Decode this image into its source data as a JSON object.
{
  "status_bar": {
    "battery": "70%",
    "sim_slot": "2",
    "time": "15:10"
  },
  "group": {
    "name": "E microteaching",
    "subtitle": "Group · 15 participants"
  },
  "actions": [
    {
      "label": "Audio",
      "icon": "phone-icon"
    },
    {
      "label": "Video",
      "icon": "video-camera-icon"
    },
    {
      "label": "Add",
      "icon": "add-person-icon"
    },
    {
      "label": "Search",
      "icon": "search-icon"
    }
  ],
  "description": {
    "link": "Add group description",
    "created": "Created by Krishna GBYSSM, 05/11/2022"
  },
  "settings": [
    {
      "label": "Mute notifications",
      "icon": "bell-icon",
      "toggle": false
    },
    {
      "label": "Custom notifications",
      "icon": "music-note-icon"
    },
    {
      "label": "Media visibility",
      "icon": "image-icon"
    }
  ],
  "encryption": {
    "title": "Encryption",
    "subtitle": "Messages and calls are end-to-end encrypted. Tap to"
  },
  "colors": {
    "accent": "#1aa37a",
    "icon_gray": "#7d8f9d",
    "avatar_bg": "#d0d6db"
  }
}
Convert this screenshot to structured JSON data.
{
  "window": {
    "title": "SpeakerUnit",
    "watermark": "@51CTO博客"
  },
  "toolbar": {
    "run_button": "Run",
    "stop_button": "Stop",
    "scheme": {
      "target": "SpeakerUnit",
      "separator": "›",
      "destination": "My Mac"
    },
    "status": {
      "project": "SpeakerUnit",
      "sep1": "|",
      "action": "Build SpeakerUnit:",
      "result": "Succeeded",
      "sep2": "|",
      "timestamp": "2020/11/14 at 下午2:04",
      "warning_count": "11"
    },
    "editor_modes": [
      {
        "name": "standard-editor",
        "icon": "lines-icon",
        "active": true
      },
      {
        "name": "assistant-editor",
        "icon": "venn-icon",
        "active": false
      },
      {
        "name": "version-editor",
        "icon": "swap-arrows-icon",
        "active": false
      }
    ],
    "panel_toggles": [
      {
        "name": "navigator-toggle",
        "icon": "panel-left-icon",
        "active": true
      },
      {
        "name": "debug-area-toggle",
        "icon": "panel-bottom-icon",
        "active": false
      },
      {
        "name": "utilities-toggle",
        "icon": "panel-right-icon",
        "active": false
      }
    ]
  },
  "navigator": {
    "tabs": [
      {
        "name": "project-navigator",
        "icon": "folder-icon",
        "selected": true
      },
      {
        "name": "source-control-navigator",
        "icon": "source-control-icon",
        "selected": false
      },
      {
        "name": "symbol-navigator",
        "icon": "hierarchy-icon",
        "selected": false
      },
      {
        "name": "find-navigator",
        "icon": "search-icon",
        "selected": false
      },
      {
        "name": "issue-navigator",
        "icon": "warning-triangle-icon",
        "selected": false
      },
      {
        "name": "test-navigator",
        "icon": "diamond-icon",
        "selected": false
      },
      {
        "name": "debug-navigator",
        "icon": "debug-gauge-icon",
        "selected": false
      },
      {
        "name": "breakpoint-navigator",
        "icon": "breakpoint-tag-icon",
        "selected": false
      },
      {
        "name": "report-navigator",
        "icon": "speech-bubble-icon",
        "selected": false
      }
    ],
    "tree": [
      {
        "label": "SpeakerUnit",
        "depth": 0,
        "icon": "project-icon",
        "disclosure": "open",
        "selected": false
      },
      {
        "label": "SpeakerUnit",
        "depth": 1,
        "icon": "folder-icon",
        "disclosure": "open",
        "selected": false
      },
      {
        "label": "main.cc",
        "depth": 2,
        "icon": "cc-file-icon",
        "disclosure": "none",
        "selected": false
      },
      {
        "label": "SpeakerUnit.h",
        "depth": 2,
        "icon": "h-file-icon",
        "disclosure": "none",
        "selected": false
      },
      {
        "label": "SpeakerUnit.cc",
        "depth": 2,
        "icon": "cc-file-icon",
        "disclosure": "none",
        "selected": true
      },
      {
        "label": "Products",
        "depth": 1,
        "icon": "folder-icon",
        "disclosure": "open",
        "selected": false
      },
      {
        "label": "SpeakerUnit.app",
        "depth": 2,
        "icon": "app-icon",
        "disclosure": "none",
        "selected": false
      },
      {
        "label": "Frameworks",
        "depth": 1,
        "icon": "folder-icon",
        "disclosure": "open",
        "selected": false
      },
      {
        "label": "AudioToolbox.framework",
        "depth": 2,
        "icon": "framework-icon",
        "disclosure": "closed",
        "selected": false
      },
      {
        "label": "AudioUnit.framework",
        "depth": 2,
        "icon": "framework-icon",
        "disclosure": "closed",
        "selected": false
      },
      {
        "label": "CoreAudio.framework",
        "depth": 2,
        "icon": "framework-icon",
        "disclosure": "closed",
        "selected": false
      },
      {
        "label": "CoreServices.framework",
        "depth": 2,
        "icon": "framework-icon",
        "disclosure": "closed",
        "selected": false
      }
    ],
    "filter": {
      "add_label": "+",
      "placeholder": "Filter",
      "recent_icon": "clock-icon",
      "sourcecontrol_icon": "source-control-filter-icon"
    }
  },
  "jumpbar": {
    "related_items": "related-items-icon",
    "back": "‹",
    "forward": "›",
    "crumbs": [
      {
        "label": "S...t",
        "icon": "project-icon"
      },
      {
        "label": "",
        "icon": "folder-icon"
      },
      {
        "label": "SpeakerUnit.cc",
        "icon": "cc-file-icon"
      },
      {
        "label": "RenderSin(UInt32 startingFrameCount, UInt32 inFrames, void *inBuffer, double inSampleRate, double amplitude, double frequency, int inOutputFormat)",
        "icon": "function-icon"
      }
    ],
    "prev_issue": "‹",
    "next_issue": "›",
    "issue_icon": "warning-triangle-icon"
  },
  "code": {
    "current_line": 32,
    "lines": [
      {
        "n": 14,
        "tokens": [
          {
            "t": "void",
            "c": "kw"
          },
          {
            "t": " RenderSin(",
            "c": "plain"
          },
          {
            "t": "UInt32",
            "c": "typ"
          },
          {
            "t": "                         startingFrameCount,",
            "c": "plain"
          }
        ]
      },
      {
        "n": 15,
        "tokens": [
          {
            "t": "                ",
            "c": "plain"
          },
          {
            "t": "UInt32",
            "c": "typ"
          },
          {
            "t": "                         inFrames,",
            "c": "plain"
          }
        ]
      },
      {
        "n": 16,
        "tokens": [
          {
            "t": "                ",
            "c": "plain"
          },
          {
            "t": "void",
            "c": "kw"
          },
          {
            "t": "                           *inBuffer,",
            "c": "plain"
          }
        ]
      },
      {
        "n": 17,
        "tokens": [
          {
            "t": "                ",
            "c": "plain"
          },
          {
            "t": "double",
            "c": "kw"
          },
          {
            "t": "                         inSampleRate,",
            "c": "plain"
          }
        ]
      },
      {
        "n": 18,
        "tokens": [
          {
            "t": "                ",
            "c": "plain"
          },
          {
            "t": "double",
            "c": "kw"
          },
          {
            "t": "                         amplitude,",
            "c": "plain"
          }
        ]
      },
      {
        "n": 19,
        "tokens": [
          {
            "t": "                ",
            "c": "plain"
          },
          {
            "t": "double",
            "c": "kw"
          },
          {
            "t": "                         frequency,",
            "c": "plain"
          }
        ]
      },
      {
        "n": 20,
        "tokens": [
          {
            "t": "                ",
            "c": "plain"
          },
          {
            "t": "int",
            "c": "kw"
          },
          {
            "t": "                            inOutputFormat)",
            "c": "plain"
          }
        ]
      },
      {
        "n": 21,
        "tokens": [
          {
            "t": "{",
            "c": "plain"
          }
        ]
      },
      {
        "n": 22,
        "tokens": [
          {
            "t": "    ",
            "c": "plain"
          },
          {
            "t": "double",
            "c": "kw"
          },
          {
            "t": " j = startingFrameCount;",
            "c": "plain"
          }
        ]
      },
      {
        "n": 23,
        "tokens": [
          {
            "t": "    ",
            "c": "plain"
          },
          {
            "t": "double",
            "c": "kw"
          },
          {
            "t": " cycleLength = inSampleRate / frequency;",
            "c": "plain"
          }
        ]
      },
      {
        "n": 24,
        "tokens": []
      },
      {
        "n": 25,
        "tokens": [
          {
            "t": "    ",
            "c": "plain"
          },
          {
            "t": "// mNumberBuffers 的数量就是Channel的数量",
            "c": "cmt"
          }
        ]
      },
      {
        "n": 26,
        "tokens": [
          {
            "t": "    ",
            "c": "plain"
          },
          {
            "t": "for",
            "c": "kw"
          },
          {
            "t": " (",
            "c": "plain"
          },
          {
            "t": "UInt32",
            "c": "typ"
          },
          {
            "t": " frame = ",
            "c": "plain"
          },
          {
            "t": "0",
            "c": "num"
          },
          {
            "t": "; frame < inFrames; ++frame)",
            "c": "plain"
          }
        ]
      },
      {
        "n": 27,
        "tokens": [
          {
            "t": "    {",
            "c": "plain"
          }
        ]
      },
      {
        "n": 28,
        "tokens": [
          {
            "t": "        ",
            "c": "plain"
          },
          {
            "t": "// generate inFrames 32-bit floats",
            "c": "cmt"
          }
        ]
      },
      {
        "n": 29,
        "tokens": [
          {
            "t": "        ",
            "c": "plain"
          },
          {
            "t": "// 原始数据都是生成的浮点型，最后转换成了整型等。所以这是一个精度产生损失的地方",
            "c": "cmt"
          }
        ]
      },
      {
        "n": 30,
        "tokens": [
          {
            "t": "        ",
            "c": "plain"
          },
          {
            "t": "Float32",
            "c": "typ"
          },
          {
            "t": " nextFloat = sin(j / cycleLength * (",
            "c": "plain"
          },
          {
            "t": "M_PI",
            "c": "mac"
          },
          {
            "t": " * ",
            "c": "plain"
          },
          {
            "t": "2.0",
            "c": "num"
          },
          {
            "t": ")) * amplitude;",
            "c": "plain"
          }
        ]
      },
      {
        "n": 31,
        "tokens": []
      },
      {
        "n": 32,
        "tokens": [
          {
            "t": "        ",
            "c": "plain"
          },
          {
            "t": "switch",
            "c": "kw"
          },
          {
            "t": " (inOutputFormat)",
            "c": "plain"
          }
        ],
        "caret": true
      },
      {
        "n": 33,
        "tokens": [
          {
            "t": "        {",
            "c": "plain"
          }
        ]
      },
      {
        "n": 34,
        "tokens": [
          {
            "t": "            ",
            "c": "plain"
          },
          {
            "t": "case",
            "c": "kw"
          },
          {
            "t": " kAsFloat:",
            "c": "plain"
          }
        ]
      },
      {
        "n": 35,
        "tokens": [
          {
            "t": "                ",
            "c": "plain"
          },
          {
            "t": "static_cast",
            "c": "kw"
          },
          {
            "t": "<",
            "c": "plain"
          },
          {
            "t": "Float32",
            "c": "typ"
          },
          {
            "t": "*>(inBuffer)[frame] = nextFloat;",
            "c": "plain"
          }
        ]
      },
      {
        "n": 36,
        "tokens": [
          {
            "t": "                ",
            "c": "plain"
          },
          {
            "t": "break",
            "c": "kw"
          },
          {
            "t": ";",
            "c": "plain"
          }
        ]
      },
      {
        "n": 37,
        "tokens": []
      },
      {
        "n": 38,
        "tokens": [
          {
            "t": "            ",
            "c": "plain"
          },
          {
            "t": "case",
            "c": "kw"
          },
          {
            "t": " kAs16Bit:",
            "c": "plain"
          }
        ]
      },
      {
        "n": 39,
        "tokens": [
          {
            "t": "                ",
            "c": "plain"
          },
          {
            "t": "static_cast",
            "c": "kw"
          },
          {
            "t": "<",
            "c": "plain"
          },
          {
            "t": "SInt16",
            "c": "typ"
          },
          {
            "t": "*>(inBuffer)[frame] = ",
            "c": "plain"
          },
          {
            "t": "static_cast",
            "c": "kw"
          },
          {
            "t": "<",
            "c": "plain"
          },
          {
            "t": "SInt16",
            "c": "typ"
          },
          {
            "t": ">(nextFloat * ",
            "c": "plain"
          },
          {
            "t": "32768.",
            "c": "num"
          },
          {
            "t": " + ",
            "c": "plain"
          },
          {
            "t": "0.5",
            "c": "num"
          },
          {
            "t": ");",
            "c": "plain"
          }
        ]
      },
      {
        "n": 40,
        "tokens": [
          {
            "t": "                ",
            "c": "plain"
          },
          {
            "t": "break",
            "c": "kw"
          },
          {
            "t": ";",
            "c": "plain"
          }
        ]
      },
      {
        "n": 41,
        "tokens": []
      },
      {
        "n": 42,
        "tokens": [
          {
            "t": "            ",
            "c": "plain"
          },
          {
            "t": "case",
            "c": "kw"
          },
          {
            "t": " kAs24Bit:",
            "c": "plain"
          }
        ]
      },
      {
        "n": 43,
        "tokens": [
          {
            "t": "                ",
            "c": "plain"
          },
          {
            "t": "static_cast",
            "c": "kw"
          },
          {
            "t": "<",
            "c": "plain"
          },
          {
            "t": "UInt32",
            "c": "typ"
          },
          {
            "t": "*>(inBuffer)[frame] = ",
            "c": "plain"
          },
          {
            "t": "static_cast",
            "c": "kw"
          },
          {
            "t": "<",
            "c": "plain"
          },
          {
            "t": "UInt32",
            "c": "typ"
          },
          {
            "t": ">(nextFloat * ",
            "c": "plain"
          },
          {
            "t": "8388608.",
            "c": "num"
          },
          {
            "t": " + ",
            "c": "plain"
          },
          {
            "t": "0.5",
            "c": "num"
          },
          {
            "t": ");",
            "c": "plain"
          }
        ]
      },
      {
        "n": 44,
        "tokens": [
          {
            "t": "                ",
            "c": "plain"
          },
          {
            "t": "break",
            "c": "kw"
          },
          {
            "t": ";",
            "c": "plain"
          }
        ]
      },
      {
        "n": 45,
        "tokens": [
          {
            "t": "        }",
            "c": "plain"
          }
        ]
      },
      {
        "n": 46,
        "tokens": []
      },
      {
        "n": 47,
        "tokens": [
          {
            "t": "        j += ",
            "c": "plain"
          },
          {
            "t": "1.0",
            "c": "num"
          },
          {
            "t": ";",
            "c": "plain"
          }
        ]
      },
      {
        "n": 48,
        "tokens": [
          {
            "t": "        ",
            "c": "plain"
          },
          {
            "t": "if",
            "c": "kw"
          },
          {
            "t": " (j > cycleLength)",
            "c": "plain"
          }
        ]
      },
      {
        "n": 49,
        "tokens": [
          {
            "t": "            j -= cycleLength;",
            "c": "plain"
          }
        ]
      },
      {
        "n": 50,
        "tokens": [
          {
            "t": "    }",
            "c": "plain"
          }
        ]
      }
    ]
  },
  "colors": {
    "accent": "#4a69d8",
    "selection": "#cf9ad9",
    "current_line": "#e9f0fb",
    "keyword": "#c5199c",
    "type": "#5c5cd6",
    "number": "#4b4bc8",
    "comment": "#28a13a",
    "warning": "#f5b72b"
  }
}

§ **PROBLEM TO SOLVE**: In the records above, locate each line with the word "source". Copy all such lines.

§ **EXERCISE OUTPUT**:
Decode this image into its source data as a JSON object.
        "name": "source-control-navigator",
        "icon": "source-control-icon",
      "sourcecontrol_icon": "source-control-filter-icon"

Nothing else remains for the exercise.